• _RECORDS_
^^^^

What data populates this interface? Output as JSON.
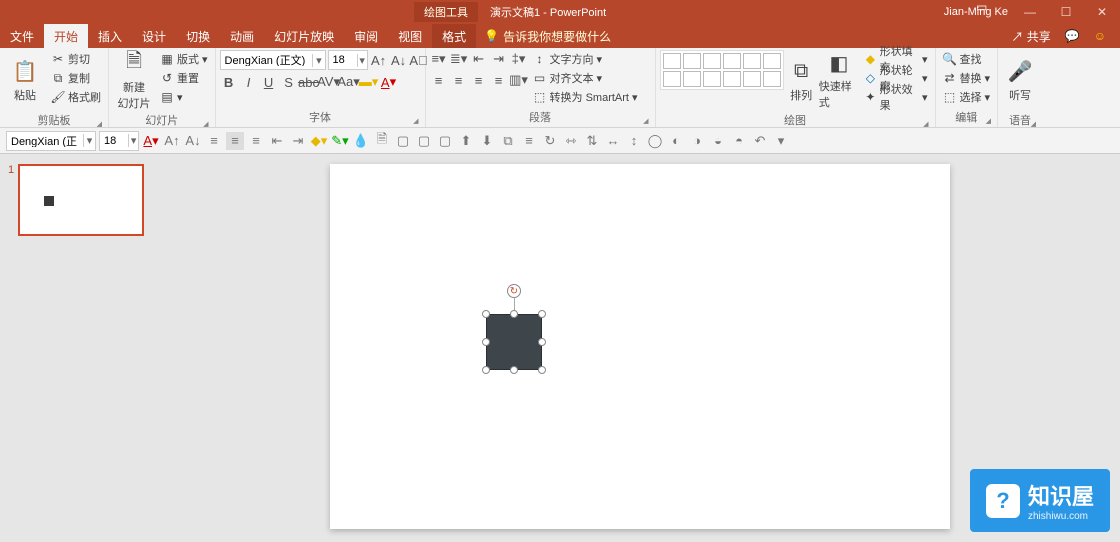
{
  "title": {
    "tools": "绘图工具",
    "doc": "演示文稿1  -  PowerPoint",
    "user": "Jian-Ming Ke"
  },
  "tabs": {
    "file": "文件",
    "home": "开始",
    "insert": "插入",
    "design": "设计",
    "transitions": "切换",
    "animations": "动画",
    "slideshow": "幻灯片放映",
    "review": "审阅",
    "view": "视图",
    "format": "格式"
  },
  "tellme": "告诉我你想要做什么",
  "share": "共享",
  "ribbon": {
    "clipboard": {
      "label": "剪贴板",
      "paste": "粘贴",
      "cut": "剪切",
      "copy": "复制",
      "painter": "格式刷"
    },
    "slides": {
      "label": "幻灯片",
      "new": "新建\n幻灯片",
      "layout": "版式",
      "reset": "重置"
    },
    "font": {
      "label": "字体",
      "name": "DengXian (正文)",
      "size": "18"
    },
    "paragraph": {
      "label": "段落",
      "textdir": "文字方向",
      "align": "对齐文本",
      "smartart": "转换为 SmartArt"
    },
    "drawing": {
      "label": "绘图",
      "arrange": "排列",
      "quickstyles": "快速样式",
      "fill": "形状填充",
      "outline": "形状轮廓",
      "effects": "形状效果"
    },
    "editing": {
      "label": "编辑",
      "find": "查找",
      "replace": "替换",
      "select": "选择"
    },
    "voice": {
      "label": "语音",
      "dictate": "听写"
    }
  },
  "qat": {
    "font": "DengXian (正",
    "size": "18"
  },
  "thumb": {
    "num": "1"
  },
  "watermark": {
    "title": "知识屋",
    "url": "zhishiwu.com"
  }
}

^^^^

• _WHAT YOU WILL DO_
Each line in the entries above that includes the string "label" should be extracted.

• _SOLUTION TO THE EXERCISE_
      "label": "剪贴板",
      "label": "幻灯片",
      "label": "字体",
      "label": "段落",
      "label": "绘图",
      "label": "编辑",
      "label": "语音",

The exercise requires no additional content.